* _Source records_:

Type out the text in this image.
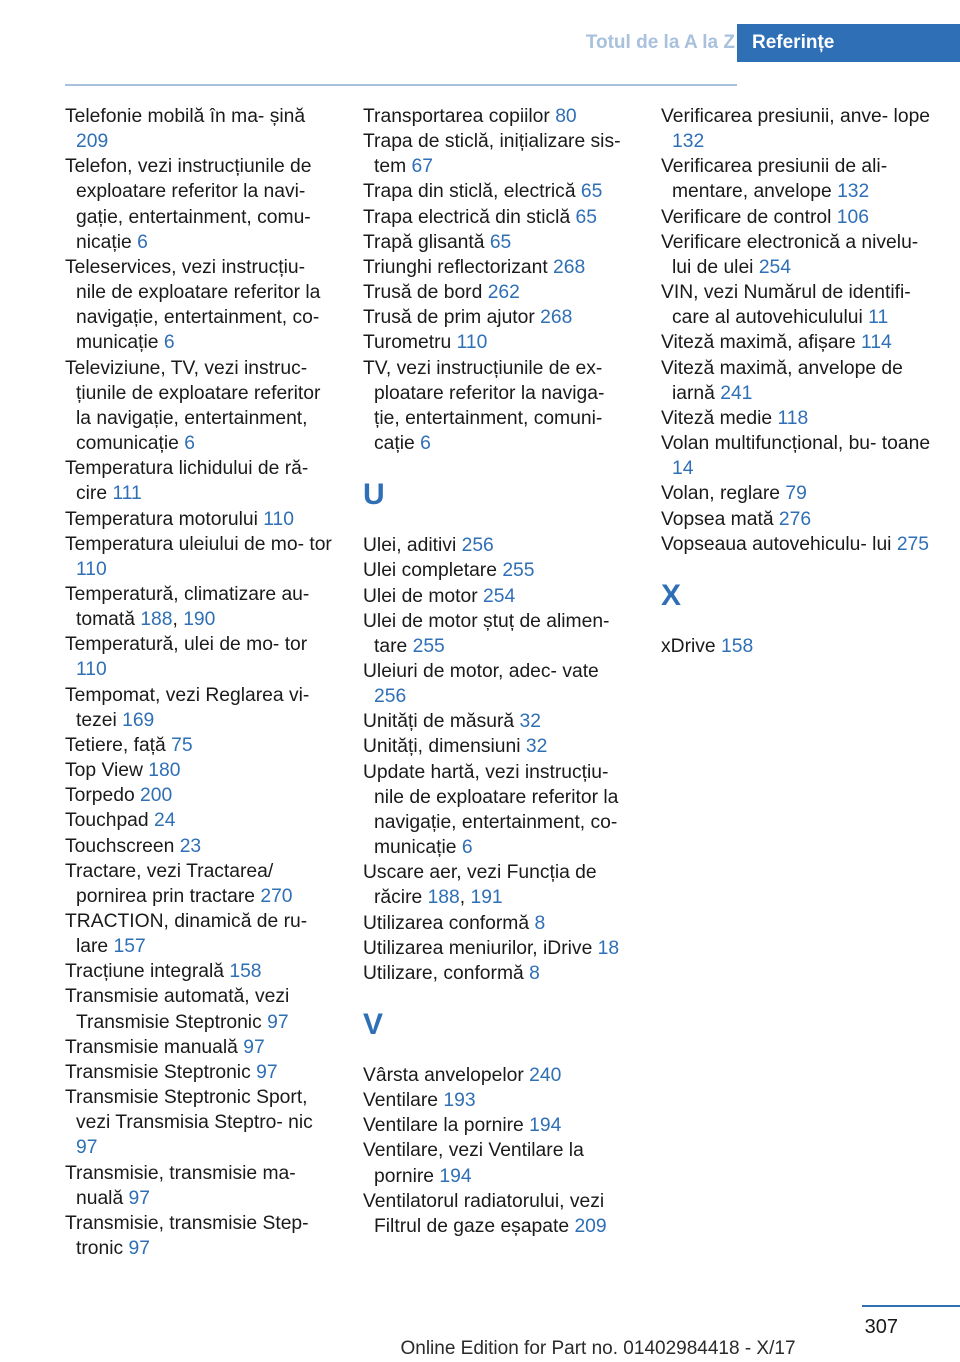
Totul de la A la Z Referințe
Telefonie mobilă în ma‐ șină 209
Telefon, vezi instrucțiunile de exploatare referitor la navi‐ gație, entertainment, comu‐ nicație 6
Teleservices, vezi instrucțiu‐ nile de exploatare referitor la navigație, entertainment, co‐ municație 6
Televiziune, TV, vezi instruc‐ țiunile de exploatare referitor la navigație, entertainment, comunicație 6
Temperatura lichidului de ră‐ cire 111
Temperatura motorului 110
Temperatura uleiului de mo‐ tor 110
Temperatură, climatizare au‐ tomată 188, 190
Temperatură, ulei de mo‐ tor 110
Tempomat, vezi Reglarea vi‐ tezei 169
Tetiere, față 75
Top View 180
Torpedo 200
Touchpad 24
Touchscreen 23
Tractare, vezi Tractarea/ pornirea prin tractare 270
TRACTION, dinamică de ru‐ lare 157
Tracțiune integrală 158
Transmisie automată, vezi Transmisie Steptronic 97
Transmisie manuală 97
Transmisie Steptronic 97
Transmisie Steptronic Sport, vezi Transmisia Steptro‐ nic 97
Transmisie, transmisie ma‐ nuală 97
Transmisie, transmisie Step‐ tronic 97
Transportarea copiilor 80
Trapa de sticlă, inițializare sis‐ tem 67
Trapa din sticlă, electrică 65
Trapa electrică din sticlă 65
Trapă glisantă 65
Triunghi reflectorizant 268
Trusă de bord 262
Trusă de prim ajutor 268
Turometru 110
TV, vezi instrucțiunile de ex‐ ploatare referitor la naviga‐ ție, entertainment, comuni‐ cație 6
U
Ulei, aditivi 256
Ulei completare 255
Ulei de motor 254
Ulei de motor ștuț de alimen‐ tare 255
Uleiuri de motor, adec‐ vate 256
Unități de măsură 32
Unități, dimensiuni 32
Update hartă, vezi instrucțiu‐ nile de exploatare referitor la navigație, entertainment, co‐ municație 6
Uscare aer, vezi Funcția de răcire 188, 191
Utilizarea conformă 8
Utilizarea meniurilor, iDrive 18
Utilizare, conformă 8
V
Vârsta anvelopelor 240
Ventilare 193
Ventilare la pornire 194
Ventilare, vezi Ventilare la pornire 194
Ventilatorul radiatorului, vezi Filtrul de gaze eșapate 209
Verificarea presiunii, anve‐ lope 132
Verificarea presiunii de ali‐ mentare, anvelope 132
Verificare de control 106
Verificare electronică a nivelu‐ lui de ulei 254
VIN, vezi Numărul de identifi‐ care al autovehiculului 11
Viteză maximă, afișare 114
Viteză maximă, anvelope de iarnă 241
Viteză medie 118
Volan multifuncțional, bu‐ toane 14
Volan, reglare 79
Vopsea mată 276
Vopseaua autovehiculu‐ lui 275
X
xDrive 158
307
Online Edition for Part no. 01402984418 - X/17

* _DIRECTIONS FOR THIS TASK_:
Repeat each record exactly, with the pictures left out.

* _WRITTEN ANSWER_:
Type out the text in this image.
Totul de la A la Z Referințe
Telefonie mobilă în ma‐ șină 209
Telefon, vezi instrucțiunile de exploatare referitor la navi‐ gație, entertainment, comu‐ nicație 6
Teleservices, vezi instrucțiu‐ nile de exploatare referitor la navigație, entertainment, co‐ municație 6
Televiziune, TV, vezi instruc‐ țiunile de exploatare referitor la navigație, entertainment, comunicație 6
Temperatura lichidului de ră‐ cire 111
Temperatura motorului 110
Temperatura uleiului de mo‐ tor 110
Temperatură, climatizare au‐ tomată 188, 190
Temperatură, ulei de mo‐ tor 110
Tempomat, vezi Reglarea vi‐ tezei 169
Tetiere, față 75
Top View 180
Torpedo 200
Touchpad 24
Touchscreen 23
Tractare, vezi Tractarea/ pornirea prin tractare 270
TRACTION, dinamică de ru‐ lare 157
Tracțiune integrală 158
Transmisie automată, vezi Transmisie Steptronic 97
Transmisie manuală 97
Transmisie Steptronic 97
Transmisie Steptronic Sport, vezi Transmisia Steptro‐ nic 97
Transmisie, transmisie ma‐ nuală 97
Transmisie, transmisie Step‐ tronic 97
Transportarea copiilor 80
Trapa de sticlă, inițializare sis‐ tem 67
Trapa din sticlă, electrică 65
Trapa electrică din sticlă 65
Trapă glisantă 65
Triunghi reflectorizant 268
Trusă de bord 262
Trusă de prim ajutor 268
Turometru 110
TV, vezi instrucțiunile de ex‐ ploatare referitor la naviga‐ ție, entertainment, comuni‐ cație 6
U
Ulei, aditivi 256
Ulei completare 255
Ulei de motor 254
Ulei de motor ștuț de alimen‐ tare 255
Uleiuri de motor, adec‐ vate 256
Unități de măsură 32
Unități, dimensiuni 32
Update hartă, vezi instrucțiu‐ nile de exploatare referitor la navigație, entertainment, co‐ municație 6
Uscare aer, vezi Funcția de răcire 188, 191
Utilizarea conformă 8
Utilizarea meniurilor, iDrive 18
Utilizare, conformă 8
V
Vârsta anvelopelor 240
Ventilare 193
Ventilare la pornire 194
Ventilare, vezi Ventilare la pornire 194
Ventilatorul radiatorului, vezi Filtrul de gaze eșapate 209
Verificarea presiunii, anve‐ lope 132
Verificarea presiunii de ali‐ mentare, anvelope 132
Verificare de control 106
Verificare electronică a nivelu‐ lui de ulei 254
VIN, vezi Numărul de identifi‐ care al autovehiculului 11
Viteză maximă, afișare 114
Viteză maximă, anvelope de iarnă 241
Viteză medie 118
Volan multifuncțional, bu‐ toane 14
Volan, reglare 79
Vopsea mată 276
Vopseaua autovehiculu‐ lui 275
X
xDrive 158
307
Online Edition for Part no. 01402984418 - X/17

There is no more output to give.